* _Text passage_
— start —

Measurements

The classes RuntimeMeasurement and MemoryMeasurement measure the runtime and memory respectively.

Contains a class to perform run time and memory measurements of forward/backward.

class experiments.util.measurements.Measurement(model_fn: Callable[[], Module], loss_fn: Callable[[], Module], x: Tensor, y: Tensor, dev: device, targets: List[Dict[str, Tensor]] | None = None)

Base class for measurements. This is meant to be subclassed and extended.

Store the model, loss function, inputs, labels, and the device.

Parameters:
  • model_fn – A function that returns a model.

  • loss_fn – A function that returns a loss function.

  • x – The input tensor.

  • y – The output tensor.

  • dev – The device to measure run time on.

  • targets – Targets in case of detection model.

set_up(synchronize: bool = True, grad_linear_weights: bool = True, grad_linear_bias: bool = True, grad_conv_weights: bool = True, grad_conv_bias: bool = True, grad_norm_weights: bool = True, grad_norm_bias: bool = True, grad_input: bool = False, grad_embed_weights: bool = False, surgical_first: bool = False, surgical_last: bool = False) Tuple[Module, Module, Tensor, Tensor, List[Dict[str, Tensor]] | None, List[Tensor], List[Tensor]]

Initialize model and loss function, load to device (including data).

Syncs CUDA threads if the device is a GPU to avoid leaking run time of this function into the measurement.

Parameters:
  • synchronize (bool, optional) – Whether to synchronize CUDA threads after loading the model, loss function, and data to the device. Default: True.

  • grad_linear_weights (bool, optional) – Whether to compute the gradient of the linear layer weights. Default: True.

  • grad_linear_bias (bool, optional) – Whether to compute the gradient of the linear layer bias. Default: True.

  • grad_conv_weights (bool, optional) – Whether to compute the gradient of the convolution layer weights. Default: True.

  • grad_conv_bias (bool, optional) – Whether to compute the gradient of the convolution layer bias. Default: True.

  • grad_norm_weights (bool, optional) – Whether to compute the gradient of the normalization layer weights. Default: True.

  • grad_norm_bias (bool, optional) – Whether to compute the gradient of the normalization layer bias. Default: True.

  • grad_input (bool, optional) – Whether to compute the gradient of the input. Default: False.

  • grad_embed_weights (bool, optional) – Whether to compute the gradient of the embedding layer weights. Default: True.

  • surgical_first (bool, optional) – Corresponds to computing gradient only for the first quarter of layers

  • surgical_last (bool, optional) – Corresponds to computing gradient only for the last quarter of layers

Returns:

The model, loss function, input tensor, and output tensor. All are loaded to the specified device.

class experiments.util.measurements.MemoryMeasurement(model_fn: Callable[[], Module], loss_fn: Callable[[], Module], x: Tensor, y: Tensor, dev: device, targets: List[Dict[str, Tensor]] | None = None)

A class to measure memory usage after a forward pass.

Store the model, loss function, inputs, labels, and the device.

Parameters:
  • model_fn – A function that returns a model.

  • loss_fn – A function that returns a loss function.

  • x – The input tensor.

  • y – The output tensor.

  • dev – The device to measure run time on.

  • targets – Targets in case of detection model.

after_forward(**case_kwargs) float

Return memory usage after a forward pass.

— end —

Using the measurements documentation, explain in one to three sentences why the set_up method synchronizes CUDA threads when the device is a GPU. The data has no connection to the measurements documentation.

* _Excerpted data_
— start —

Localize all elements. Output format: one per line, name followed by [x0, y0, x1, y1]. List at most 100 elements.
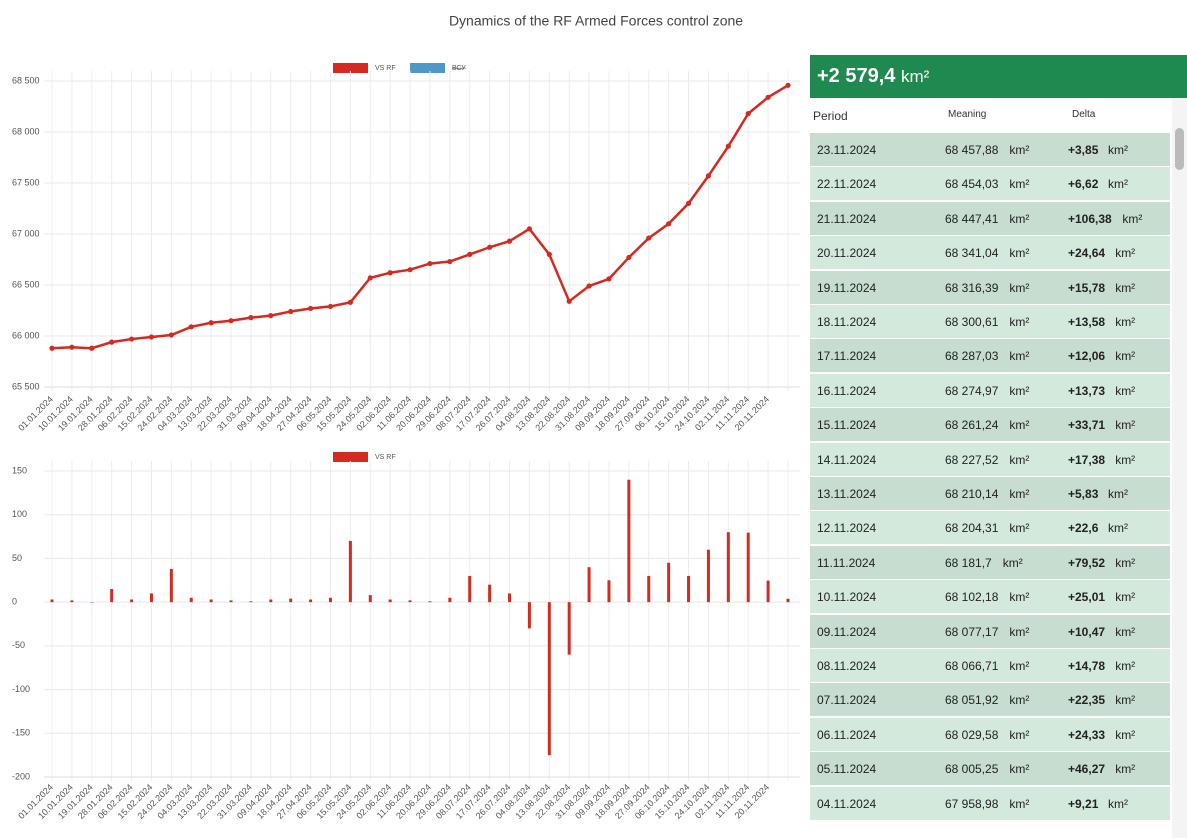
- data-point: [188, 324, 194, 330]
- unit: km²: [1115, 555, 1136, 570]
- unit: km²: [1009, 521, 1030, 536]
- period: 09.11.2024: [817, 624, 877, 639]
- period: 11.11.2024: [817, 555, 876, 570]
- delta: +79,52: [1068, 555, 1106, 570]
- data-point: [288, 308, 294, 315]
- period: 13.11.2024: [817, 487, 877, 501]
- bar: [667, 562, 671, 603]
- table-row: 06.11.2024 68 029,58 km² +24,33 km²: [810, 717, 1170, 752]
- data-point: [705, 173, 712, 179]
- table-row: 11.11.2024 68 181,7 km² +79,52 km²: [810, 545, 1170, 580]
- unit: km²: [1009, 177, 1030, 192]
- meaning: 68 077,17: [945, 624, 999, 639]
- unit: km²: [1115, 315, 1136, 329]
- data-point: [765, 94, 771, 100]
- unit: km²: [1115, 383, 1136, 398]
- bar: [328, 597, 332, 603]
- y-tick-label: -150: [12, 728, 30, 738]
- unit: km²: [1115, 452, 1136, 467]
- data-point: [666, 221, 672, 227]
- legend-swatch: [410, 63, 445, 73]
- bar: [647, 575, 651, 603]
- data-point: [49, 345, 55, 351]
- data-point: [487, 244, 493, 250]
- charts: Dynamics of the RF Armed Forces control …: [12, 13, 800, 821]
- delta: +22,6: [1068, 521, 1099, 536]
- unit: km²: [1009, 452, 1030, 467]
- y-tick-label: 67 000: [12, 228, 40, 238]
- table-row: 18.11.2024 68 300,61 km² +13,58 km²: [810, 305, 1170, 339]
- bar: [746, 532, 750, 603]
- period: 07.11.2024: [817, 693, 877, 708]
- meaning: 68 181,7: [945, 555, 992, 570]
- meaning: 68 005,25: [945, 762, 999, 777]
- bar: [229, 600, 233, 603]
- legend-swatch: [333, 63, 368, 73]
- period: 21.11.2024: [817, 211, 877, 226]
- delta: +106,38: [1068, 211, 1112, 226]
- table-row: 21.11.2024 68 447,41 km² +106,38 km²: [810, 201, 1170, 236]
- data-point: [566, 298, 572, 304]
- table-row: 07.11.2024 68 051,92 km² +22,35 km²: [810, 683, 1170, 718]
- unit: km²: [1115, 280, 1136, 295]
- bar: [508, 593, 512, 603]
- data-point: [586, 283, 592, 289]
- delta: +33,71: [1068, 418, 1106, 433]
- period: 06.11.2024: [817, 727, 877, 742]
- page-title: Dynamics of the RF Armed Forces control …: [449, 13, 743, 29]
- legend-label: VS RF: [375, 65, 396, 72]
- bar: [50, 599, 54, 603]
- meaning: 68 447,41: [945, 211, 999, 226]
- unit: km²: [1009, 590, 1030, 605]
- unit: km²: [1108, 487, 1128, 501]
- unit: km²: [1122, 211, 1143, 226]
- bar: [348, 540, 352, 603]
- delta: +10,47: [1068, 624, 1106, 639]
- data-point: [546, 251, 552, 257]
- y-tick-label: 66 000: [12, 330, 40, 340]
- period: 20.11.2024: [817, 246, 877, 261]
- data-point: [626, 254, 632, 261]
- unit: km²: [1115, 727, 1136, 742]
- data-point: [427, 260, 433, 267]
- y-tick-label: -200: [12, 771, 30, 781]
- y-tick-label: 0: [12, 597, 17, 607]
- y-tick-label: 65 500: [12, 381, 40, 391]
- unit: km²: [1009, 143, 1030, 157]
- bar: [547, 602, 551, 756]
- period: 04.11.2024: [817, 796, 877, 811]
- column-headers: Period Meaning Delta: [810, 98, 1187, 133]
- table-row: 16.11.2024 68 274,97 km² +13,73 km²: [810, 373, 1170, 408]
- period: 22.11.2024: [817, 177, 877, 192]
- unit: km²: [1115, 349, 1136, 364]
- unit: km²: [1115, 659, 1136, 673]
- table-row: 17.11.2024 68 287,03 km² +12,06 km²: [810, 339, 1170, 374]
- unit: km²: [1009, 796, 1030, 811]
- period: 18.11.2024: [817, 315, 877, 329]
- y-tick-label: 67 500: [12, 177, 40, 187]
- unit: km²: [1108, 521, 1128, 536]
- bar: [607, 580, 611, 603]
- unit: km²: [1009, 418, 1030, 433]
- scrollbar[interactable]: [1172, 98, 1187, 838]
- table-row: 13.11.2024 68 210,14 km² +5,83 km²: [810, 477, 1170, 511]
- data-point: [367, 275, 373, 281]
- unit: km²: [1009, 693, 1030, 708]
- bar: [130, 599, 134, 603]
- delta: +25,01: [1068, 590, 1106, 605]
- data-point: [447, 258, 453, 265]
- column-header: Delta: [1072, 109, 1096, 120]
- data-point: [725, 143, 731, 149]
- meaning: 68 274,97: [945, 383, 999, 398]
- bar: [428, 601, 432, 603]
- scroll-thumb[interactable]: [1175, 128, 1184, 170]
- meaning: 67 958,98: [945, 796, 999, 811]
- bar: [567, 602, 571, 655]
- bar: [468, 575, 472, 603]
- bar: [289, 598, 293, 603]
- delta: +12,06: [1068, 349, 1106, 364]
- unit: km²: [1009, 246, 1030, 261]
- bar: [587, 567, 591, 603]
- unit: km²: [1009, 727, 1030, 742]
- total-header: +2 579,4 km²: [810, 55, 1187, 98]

— end —

* _Result for this exercise_
The set_up method initializes the model and loss function and loads them, along with the data, to the device. When the device is a GPU, it synchronizes CUDA threads afterward so that the run time of set_up does not leak into the measurement.